Do this =
Reproduce all records verbatim.

start

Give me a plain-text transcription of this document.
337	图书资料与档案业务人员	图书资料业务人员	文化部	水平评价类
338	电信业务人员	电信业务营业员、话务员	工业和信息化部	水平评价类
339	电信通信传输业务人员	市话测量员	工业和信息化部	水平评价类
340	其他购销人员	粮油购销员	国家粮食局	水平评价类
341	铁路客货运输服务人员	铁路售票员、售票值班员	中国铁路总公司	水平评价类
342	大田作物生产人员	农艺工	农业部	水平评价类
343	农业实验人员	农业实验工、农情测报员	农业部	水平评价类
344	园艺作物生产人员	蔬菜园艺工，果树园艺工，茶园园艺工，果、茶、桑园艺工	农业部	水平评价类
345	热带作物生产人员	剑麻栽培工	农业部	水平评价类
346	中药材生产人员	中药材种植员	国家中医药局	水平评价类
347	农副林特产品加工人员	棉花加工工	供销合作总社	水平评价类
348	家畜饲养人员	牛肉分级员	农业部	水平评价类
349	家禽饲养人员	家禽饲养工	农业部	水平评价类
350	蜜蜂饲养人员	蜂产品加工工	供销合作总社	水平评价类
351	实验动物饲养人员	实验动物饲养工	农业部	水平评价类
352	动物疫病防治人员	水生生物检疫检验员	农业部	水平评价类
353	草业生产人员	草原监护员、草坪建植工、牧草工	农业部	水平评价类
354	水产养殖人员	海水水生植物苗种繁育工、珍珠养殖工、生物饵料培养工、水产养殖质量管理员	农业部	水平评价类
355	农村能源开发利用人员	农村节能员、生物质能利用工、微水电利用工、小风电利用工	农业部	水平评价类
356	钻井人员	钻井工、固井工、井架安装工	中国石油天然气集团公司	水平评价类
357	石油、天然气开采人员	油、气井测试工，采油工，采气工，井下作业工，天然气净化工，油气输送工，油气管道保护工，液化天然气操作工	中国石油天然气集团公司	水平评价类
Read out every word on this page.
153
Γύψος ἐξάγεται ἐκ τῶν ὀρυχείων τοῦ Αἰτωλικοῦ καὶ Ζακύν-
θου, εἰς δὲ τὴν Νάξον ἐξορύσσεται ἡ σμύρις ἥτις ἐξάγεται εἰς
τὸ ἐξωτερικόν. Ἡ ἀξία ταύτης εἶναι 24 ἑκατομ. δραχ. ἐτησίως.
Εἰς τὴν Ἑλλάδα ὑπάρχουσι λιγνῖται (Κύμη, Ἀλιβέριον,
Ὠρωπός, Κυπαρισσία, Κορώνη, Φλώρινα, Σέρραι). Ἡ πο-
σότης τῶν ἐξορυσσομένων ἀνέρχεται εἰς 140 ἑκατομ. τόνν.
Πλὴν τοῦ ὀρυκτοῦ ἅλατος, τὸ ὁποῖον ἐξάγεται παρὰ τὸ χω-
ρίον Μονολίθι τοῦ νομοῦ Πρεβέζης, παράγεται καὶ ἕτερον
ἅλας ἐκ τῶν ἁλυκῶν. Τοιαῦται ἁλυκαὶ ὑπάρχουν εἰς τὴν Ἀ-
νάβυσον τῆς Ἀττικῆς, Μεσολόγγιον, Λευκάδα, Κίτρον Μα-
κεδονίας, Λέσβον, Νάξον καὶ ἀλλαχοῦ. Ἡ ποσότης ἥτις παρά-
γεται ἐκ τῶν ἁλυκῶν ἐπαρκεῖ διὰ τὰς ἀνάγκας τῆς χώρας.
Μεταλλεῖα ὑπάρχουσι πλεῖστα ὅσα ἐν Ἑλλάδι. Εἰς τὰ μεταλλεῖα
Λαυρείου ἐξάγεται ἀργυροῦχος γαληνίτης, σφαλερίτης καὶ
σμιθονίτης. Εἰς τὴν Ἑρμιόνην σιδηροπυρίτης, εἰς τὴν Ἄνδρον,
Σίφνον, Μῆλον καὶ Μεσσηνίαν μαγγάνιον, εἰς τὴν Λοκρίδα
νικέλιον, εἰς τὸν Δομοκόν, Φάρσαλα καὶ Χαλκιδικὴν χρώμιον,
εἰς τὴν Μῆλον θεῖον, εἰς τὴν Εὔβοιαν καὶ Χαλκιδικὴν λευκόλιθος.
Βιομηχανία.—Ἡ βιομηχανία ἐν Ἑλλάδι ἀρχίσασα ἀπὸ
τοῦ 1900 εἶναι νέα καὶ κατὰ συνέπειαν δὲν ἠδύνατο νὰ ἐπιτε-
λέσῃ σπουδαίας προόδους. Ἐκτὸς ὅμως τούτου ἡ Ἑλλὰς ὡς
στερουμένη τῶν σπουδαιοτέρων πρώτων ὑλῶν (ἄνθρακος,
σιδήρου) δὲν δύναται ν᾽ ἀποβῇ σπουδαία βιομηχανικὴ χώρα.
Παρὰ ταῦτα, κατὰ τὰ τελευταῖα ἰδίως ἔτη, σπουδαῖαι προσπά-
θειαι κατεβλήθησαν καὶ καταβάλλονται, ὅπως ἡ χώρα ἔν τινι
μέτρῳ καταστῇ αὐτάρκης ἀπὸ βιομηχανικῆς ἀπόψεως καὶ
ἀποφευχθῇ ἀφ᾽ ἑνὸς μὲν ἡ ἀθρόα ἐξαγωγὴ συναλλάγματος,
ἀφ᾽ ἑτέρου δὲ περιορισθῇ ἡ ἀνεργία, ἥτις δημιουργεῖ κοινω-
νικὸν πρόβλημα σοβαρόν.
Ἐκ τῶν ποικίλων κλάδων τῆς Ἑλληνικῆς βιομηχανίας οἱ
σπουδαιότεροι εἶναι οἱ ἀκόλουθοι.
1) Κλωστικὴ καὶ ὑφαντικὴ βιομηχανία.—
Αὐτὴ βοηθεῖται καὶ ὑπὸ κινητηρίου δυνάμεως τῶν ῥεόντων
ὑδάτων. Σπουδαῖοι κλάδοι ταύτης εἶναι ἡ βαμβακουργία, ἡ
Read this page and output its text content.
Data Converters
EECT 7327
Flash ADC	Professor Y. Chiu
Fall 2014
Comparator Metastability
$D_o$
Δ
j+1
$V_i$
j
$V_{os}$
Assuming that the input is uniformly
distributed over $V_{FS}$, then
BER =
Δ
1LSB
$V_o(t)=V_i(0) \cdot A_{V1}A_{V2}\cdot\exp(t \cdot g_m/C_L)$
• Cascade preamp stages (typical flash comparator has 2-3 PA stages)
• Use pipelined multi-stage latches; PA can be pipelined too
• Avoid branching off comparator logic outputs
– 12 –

end

Expected answer =
Give me a plain-text transcription of this document.
337	图书资料与档案业务人员	图书资料业务人员	文化部	水平评价类
338	电信业务人员	电信业务营业员、话务员	工业和信息化部	水平评价类
339	电信通信传输业务人员	市话测量员	工业和信息化部	水平评价类
340	其他购销人员	粮油购销员	国家粮食局	水平评价类
341	铁路客货运输服务人员	铁路售票员、售票值班员	中国铁路总公司	水平评价类
342	大田作物生产人员	农艺工	农业部	水平评价类
343	农业实验人员	农业实验工、农情测报员	农业部	水平评价类
344	园艺作物生产人员	蔬菜园艺工，果树园艺工，茶园园艺工，果、茶、桑园艺工	农业部	水平评价类
345	热带作物生产人员	剑麻栽培工	农业部	水平评价类
346	中药材生产人员	中药材种植员	国家中医药局	水平评价类
347	农副林特产品加工人员	棉花加工工	供销合作总社	水平评价类
348	家畜饲养人员	牛肉分级员	农业部	水平评价类
349	家禽饲养人员	家禽饲养工	农业部	水平评价类
350	蜜蜂饲养人员	蜂产品加工工	供销合作总社	水平评价类
351	实验动物饲养人员	实验动物饲养工	农业部	水平评价类
352	动物疫病防治人员	水生生物检疫检验员	农业部	水平评价类
353	草业生产人员	草原监护员、草坪建植工、牧草工	农业部	水平评价类
354	水产养殖人员	海水水生植物苗种繁育工、珍珠养殖工、生物饵料培养工、水产养殖质量管理员	农业部	水平评价类
355	农村能源开发利用人员	农村节能员、生物质能利用工、微水电利用工、小风电利用工	农业部	水平评价类
356	钻井人员	钻井工、固井工、井架安装工	中国石油天然气集团公司	水平评价类
357	石油、天然气开采人员	油、气井测试工，采油工，采气工，井下作业工，天然气净化工，油气输送工，油气管道保护工，液化天然气操作工	中国石油天然气集团公司	水平评价类
Read out every word on this page.
153
Γύψος ἐξάγεται ἐκ τῶν ὀρυχείων τοῦ Αἰτωλικοῦ καὶ Ζακύν-
θου, εἰς δὲ τὴν Νάξον ἐξορύσσεται ἡ σμύρις ἥτις ἐξάγεται εἰς
τὸ ἐξωτερικόν. Ἡ ἀξία ταύτης εἶναι 24 ἑκατομ. δραχ. ἐτησίως.
Εἰς τὴν Ἑλλάδα ὑπάρχουσι λιγνῖται (Κύμη, Ἀλιβέριον,
Ὠρωπός, Κυπαρισσία, Κορώνη, Φλώρινα, Σέρραι). Ἡ πο-
σότης τῶν ἐξορυσσομένων ἀνέρχεται εἰς 140 ἑκατομ. τόνν.
Πλὴν τοῦ ὀρυκτοῦ ἅλατος, τὸ ὁποῖον ἐξάγεται παρὰ τὸ χω-
ρίον Μονολίθι τοῦ νομοῦ Πρεβέζης, παράγεται καὶ ἕτερον
ἅλας ἐκ τῶν ἁλυκῶν. Τοιαῦται ἁλυκαὶ ὑπάρχουν εἰς τὴν Ἀ-
νάβυσον τῆς Ἀττικῆς, Μεσολόγγιον, Λευκάδα, Κίτρον Μα-
κεδονίας, Λέσβον, Νάξον καὶ ἀλλαχοῦ. Ἡ ποσότης ἥτις παρά-
γεται ἐκ τῶν ἁλυκῶν ἐπαρκεῖ διὰ τὰς ἀνάγκας τῆς χώρας.
Μεταλλεῖα ὑπάρχουσι πλεῖστα ὅσα ἐν Ἑλλάδι. Εἰς τὰ μεταλλεῖα
Λαυρείου ἐξάγεται ἀργυροῦχος γαληνίτης, σφαλερίτης καὶ
σμιθονίτης. Εἰς τὴν Ἑρμιόνην σιδηροπυρίτης, εἰς τὴν Ἄνδρον,
Σίφνον, Μῆλον καὶ Μεσσηνίαν μαγγάνιον, εἰς τὴν Λοκρίδα
νικέλιον, εἰς τὸν Δομοκόν, Φάρσαλα καὶ Χαλκιδικὴν χρώμιον,
εἰς τὴν Μῆλον θεῖον, εἰς τὴν Εὔβοιαν καὶ Χαλκιδικὴν λευκόλιθος.
Βιομηχανία.—Ἡ βιομηχανία ἐν Ἑλλάδι ἀρχίσασα ἀπὸ
τοῦ 1900 εἶναι νέα καὶ κατὰ συνέπειαν δὲν ἠδύνατο νὰ ἐπιτε-
λέσῃ σπουδαίας προόδους. Ἐκτὸς ὅμως τούτου ἡ Ἑλλὰς ὡς
στερουμένη τῶν σπουδαιοτέρων πρώτων ὑλῶν (ἄνθρακος,
σιδήρου) δὲν δύναται ν᾽ ἀποβῇ σπουδαία βιομηχανικὴ χώρα.
Παρὰ ταῦτα, κατὰ τὰ τελευταῖα ἰδίως ἔτη, σπουδαῖαι προσπά-
θειαι κατεβλήθησαν καὶ καταβάλλονται, ὅπως ἡ χώρα ἔν τινι
μέτρῳ καταστῇ αὐτάρκης ἀπὸ βιομηχανικῆς ἀπόψεως καὶ
ἀποφευχθῇ ἀφ᾽ ἑνὸς μὲν ἡ ἀθρόα ἐξαγωγὴ συναλλάγματος,
ἀφ᾽ ἑτέρου δὲ περιορισθῇ ἡ ἀνεργία, ἥτις δημιουργεῖ κοινω-
νικὸν πρόβλημα σοβαρόν.
Ἐκ τῶν ποικίλων κλάδων τῆς Ἑλληνικῆς βιομηχανίας οἱ
σπουδαιότεροι εἶναι οἱ ἀκόλουθοι.
1) Κλωστικὴ καὶ ὑφαντικὴ βιομηχανία.—
Αὐτὴ βοηθεῖται καὶ ὑπὸ κινητηρίου δυνάμεως τῶν ῥεόντων
ὑδάτων. Σπουδαῖοι κλάδοι ταύτης εἶναι ἡ βαμβακουργία, ἡ
Read this page and output its text content.
Data Converters
EECT 7327
Flash ADC	Professor Y. Chiu
Fall 2014
Comparator Metastability
$D_o$
Δ
j+1
$V_i$
j
$V_{os}$
Assuming that the input is uniformly
distributed over $V_{FS}$, then
BER =
Δ
1LSB
$V_o(t)=V_i(0) \cdot A_{V1}A_{V2}\cdot\exp(t \cdot g_m/C_L)$
• Cascade preamp stages (typical flash comparator has 2-3 PA stages)
• Use pipelined multi-stage latches; PA can be pipelined too
• Avoid branching off comparator logic outputs
– 12 –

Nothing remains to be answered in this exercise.